■ Task ■
Transcribe all of the records below line by line with no changes, leaving out the pictures.

____ Records supplied

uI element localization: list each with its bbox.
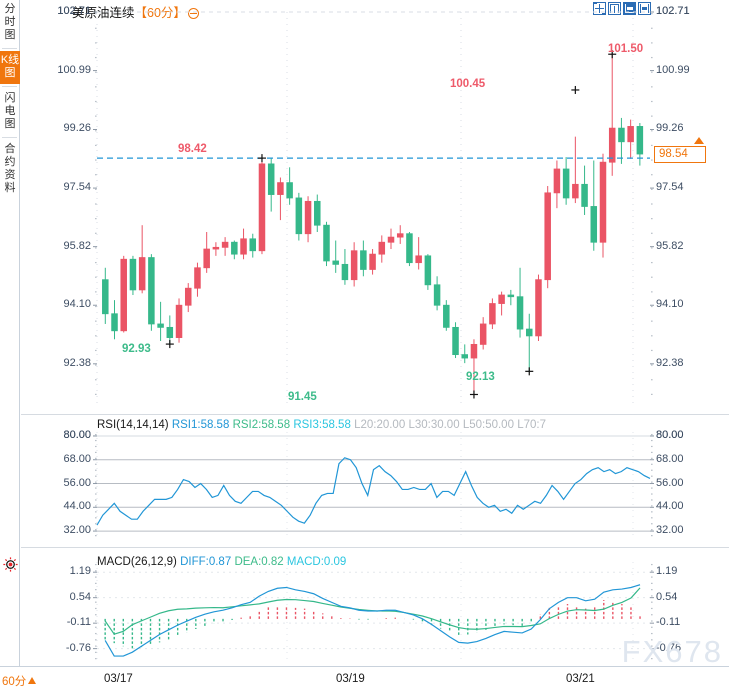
triangle-up-icon (28, 677, 37, 684)
pane-divider (21, 414, 729, 415)
price-axis-tick-right: 94.10 (656, 298, 684, 311)
minus-circle-icon[interactable] (187, 8, 199, 19)
rsi-axis-tick-right: 56.00 (656, 476, 684, 489)
sidebar-divider (2, 48, 17, 49)
macd-axis-tick-right: 0.54 (656, 590, 678, 603)
price-axis-tick-right: 100.99 (656, 63, 690, 76)
annotation-low-92-93: 92.93 (122, 343, 151, 355)
macd-diff-value: DIFF:0.87 (180, 556, 232, 568)
rsi-axis-tick-right: 44.00 (656, 500, 684, 513)
rsi1-value: RSI1:58.58 (171, 419, 230, 431)
rsi-pane[interactable] (21, 415, 729, 548)
rsi-axis-tick-right: 68.00 (656, 452, 684, 465)
rsi-axis-tick-left: 44.00 (63, 500, 91, 513)
rsi-indicator-name: RSI(14,14,14) (97, 419, 169, 431)
annotation-level-98-42: 98.42 (178, 143, 207, 155)
price-axis-tick-left: 92.38 (63, 356, 91, 369)
brightness-icon[interactable] (3, 557, 18, 572)
sidebar-item-contract-info[interactable]: 合约资料 (4, 143, 16, 194)
price-axis-tick-right: 92.38 (656, 356, 684, 369)
bottom-time-axis: 60分 03/17 03/19 03/21 (0, 666, 729, 698)
macd-pane[interactable] (21, 548, 729, 665)
annotation-high-101-50: 101.50 (608, 43, 644, 55)
annotation-low-91-45: 91.45 (288, 391, 317, 403)
rsi-chart-svg (93, 432, 654, 539)
price-axis-tick-left: 97.54 (63, 181, 91, 194)
period-badge[interactable]: 60分 (2, 673, 37, 689)
price-axis-tick-right: 97.54 (656, 181, 684, 194)
macd-axis-tick-right: -0.76 (656, 641, 682, 654)
price-axis-tick-left: 99.26 (63, 122, 91, 135)
macd-axis-tick-right: 1.19 (656, 565, 678, 578)
rsi-l70-value: L70:7 (517, 419, 546, 431)
macd-chart-svg (93, 562, 654, 660)
left-sidebar: 分时图 K线图 闪电图 合约资料 (0, 0, 20, 678)
macd-dea-value: DEA:0.82 (234, 556, 284, 568)
rsi-axis-tick-left: 56.00 (63, 476, 91, 489)
sidebar-divider (2, 86, 17, 87)
rsi-axis-tick-right: 80.00 (656, 428, 684, 441)
price-axis-tick-left: 102.71 (57, 5, 91, 17)
macd-indicator-name: MACD(26,12,9) (97, 556, 177, 568)
chart-canvas-area[interactable] (21, 0, 729, 698)
macd-axis-tick-right: -0.11 (656, 616, 681, 629)
symbol-name: 美原油连续 (72, 6, 135, 20)
macd-axis-tick-left: 1.19 (69, 565, 91, 578)
price-axis-tick-right: 102.71 (656, 5, 690, 17)
pane-divider (21, 547, 729, 548)
price-pane[interactable] (21, 0, 729, 415)
price-axis-tick-right: 99.26 (656, 122, 684, 135)
macd-axis-tick-left: 0.54 (69, 590, 91, 603)
last-price-tag[interactable]: 98.54 (654, 146, 706, 164)
rsi-l30-value: L30:30.00 (408, 419, 460, 431)
price-axis-tick-left: 95.82 (63, 239, 91, 252)
last-price-arrow (694, 137, 704, 145)
chart-title: 美原油连续【60分】 (72, 2, 199, 21)
date-label: 03/19 (336, 673, 365, 685)
rsi-l50-value: L50:50.00 (462, 419, 514, 431)
macd-macd-value: MACD:0.09 (286, 556, 347, 568)
rsi-axis-tick-left: 68.00 (63, 452, 91, 465)
sidebar-item-time-chart[interactable]: 分时图 (4, 3, 16, 41)
date-label: 03/21 (566, 673, 595, 685)
price-axis-tick-right: 102.71 (656, 5, 690, 17)
price-axis-tick-left: 100.99 (57, 63, 91, 76)
price-axis-tick-left: 102.71 (57, 5, 91, 17)
price-axis-tick-right: 95.82 (656, 239, 684, 252)
rsi-axis-tick-right: 80.00 (656, 428, 684, 441)
period-badge-label: 60分 (2, 676, 27, 688)
date-label: 03/17 (104, 673, 133, 685)
rsi-l20-value: L20:20.00 (354, 419, 406, 431)
annotation-high-100-45: 100.45 (450, 78, 486, 90)
rsi2-value: RSI2:58.58 (232, 419, 291, 431)
annotation-low-92-13: 92.13 (466, 371, 495, 383)
price-axis-tick-left: 94.10 (63, 298, 91, 311)
sidebar-item-kline-chart[interactable]: K线图 (0, 51, 20, 84)
sidebar-divider (2, 137, 17, 138)
rsi-axis-tick-left: 80.00 (63, 428, 91, 441)
rsi-axis-tick-left: 80.00 (63, 428, 91, 441)
rsi-legend: RSI(14,14,14) RSI1:58.58 RSI2:58.58 RSI3… (97, 419, 546, 431)
macd-axis-tick-left: -0.11 (66, 616, 91, 629)
rsi3-value: RSI3:58.58 (293, 419, 351, 431)
period-label: 【60分】 (134, 6, 186, 20)
sidebar-item-lightning-chart[interactable]: 闪电图 (4, 92, 16, 130)
price-chart-svg (93, 11, 654, 404)
macd-axis-tick-left: -0.76 (65, 641, 91, 654)
rsi-axis-tick-left: 32.00 (63, 524, 91, 537)
chart-toolbar (593, 2, 651, 15)
rsi-axis-tick-right: 32.00 (656, 524, 684, 537)
macd-legend: MACD(26,12,9) DIFF:0.87 DEA:0.82 MACD:0.… (97, 556, 346, 568)
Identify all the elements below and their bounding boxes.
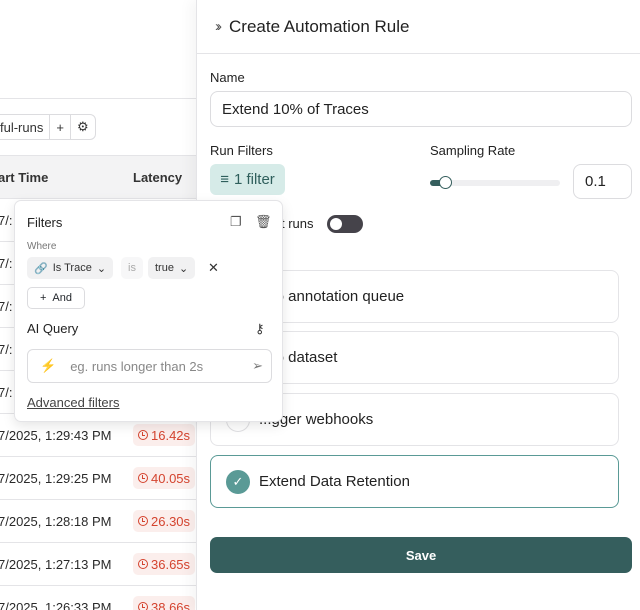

________

■ Completed task ■
uI element localization: list each with its bbox.
triangle-up-icon (28, 677, 37, 684)
pane-divider (21, 414, 729, 415)
price-axis-tick-right: 94.10 (656, 298, 684, 311)
minus-circle-icon[interactable] (187, 8, 199, 19)
rsi-axis-tick-right: 56.00 (656, 476, 684, 489)
sidebar-divider (2, 48, 17, 49)
macd-axis-tick-right: 0.54 (656, 590, 678, 603)
price-axis-tick-right: 100.99 (656, 63, 690, 76)
annotation-low-92-93: 92.93 (122, 343, 151, 355)
macd-diff-value: DIFF:0.87 (180, 556, 232, 568)
rsi-axis-tick-right: 44.00 (656, 500, 684, 513)
rsi1-value: RSI1:58.58 (171, 419, 230, 431)
rsi-pane[interactable] (21, 415, 729, 548)
rsi-axis-tick-right: 68.00 (656, 452, 684, 465)
rsi-axis-tick-left: 44.00 (63, 500, 91, 513)
rsi-indicator-name: RSI(14,14,14) (97, 419, 169, 431)
annotation-level-98-42: 98.42 (178, 143, 207, 155)
price-axis-tick-left: 92.38 (63, 356, 91, 369)
brightness-icon[interactable] (3, 557, 18, 572)
sidebar-item-contract-info[interactable]: 合约资料 (4, 143, 16, 194)
price-axis-tick-right: 92.38 (656, 356, 684, 369)
bottom-time-axis: 60分 03/17 03/19 03/21 (0, 666, 729, 698)
macd-pane[interactable] (21, 548, 729, 665)
annotation-high-101-50: 101.50 (608, 43, 644, 55)
annotation-low-91-45: 91.45 (288, 391, 317, 403)
rsi-chart-svg (93, 432, 654, 539)
price-axis-tick-left: 97.54 (63, 181, 91, 194)
period-badge[interactable]: 60分 (2, 673, 37, 689)
price-axis-tick-right: 97.54 (656, 181, 684, 194)
macd-axis-tick-right: -0.76 (656, 641, 682, 654)
price-axis-tick-left: 99.26 (63, 122, 91, 135)
macd-axis-tick-right: 1.19 (656, 565, 678, 578)
rsi-l70-value: L70:7 (517, 419, 546, 431)
macd-chart-svg (93, 562, 654, 660)
left-sidebar: 分时图 K线图 闪电图 合约资料 (0, 0, 20, 678)
macd-dea-value: DEA:0.82 (234, 556, 284, 568)
rsi-axis-tick-left: 56.00 (63, 476, 91, 489)
sidebar-divider (2, 86, 17, 87)
rsi-axis-tick-right: 80.00 (656, 428, 684, 441)
price-axis-tick-left: 102.71 (57, 5, 91, 17)
macd-indicator-name: MACD(26,12,9) (97, 556, 177, 568)
chart-canvas-area[interactable] (21, 0, 729, 698)
macd-axis-tick-right: -0.11 (656, 616, 681, 629)
symbol-name: 美原油连续 (72, 6, 135, 20)
macd-axis-tick-left: 1.19 (69, 565, 91, 578)
price-axis-tick-right: 102.71 (656, 5, 690, 17)
pane-divider (21, 547, 729, 548)
price-pane[interactable] (21, 0, 729, 415)
price-axis-tick-right: 99.26 (656, 122, 684, 135)
macd-axis-tick-left: 0.54 (69, 590, 91, 603)
last-price-tag[interactable]: 98.54 (654, 146, 706, 164)
rsi-l30-value: L30:30.00 (408, 419, 460, 431)
price-axis-tick-left: 95.82 (63, 239, 91, 252)
last-price-arrow (694, 137, 704, 145)
chart-title: 美原油连续【60分】 (72, 2, 199, 21)
date-label: 03/19 (336, 673, 365, 685)
rsi-l50-value: L50:50.00 (462, 419, 514, 431)
macd-macd-value: MACD:0.09 (286, 556, 347, 568)
rsi-axis-tick-left: 68.00 (63, 452, 91, 465)
sidebar-item-time-chart[interactable]: 分时图 (4, 3, 16, 41)
date-label: 03/21 (566, 673, 595, 685)
price-axis-tick-right: 102.71 (656, 5, 690, 17)
price-axis-tick-left: 100.99 (57, 63, 91, 76)
price-axis-tick-left: 102.71 (57, 5, 91, 17)
price-axis-tick-right: 95.82 (656, 239, 684, 252)
rsi-axis-tick-right: 80.00 (656, 428, 684, 441)
period-badge-label: 60分 (2, 676, 27, 688)
date-label: 03/17 (104, 673, 133, 685)
rsi-l20-value: L20:20.00 (354, 419, 406, 431)
annotation-high-100-45: 100.45 (450, 78, 486, 90)
rsi2-value: RSI2:58.58 (232, 419, 291, 431)
annotation-low-92-13: 92.13 (466, 371, 495, 383)
price-axis-tick-left: 94.10 (63, 298, 91, 311)
sidebar-item-kline-chart[interactable]: K线图 (0, 51, 20, 84)
sidebar-divider (2, 137, 17, 138)
rsi-axis-tick-left: 80.00 (63, 428, 91, 441)
rsi-axis-tick-left: 80.00 (63, 428, 91, 441)
rsi-legend: RSI(14,14,14) RSI1:58.58 RSI2:58.58 RSI3… (97, 419, 546, 431)
macd-axis-tick-left: -0.11 (66, 616, 91, 629)
rsi3-value: RSI3:58.58 (293, 419, 351, 431)
period-label: 【60分】 (134, 6, 186, 20)
sidebar-item-lightning-chart[interactable]: 闪电图 (4, 92, 16, 130)
price-chart-svg (93, 11, 654, 404)
macd-axis-tick-left: -0.76 (65, 641, 91, 654)
rsi-axis-tick-left: 32.00 (63, 524, 91, 537)
chart-toolbar (593, 2, 651, 15)
rsi-axis-tick-right: 32.00 (656, 524, 684, 537)
macd-legend: MACD(26,12,9) DIFF:0.87 DEA:0.82 MACD:0.… (97, 556, 346, 568)
Identify all the elements below and their bounding boxes.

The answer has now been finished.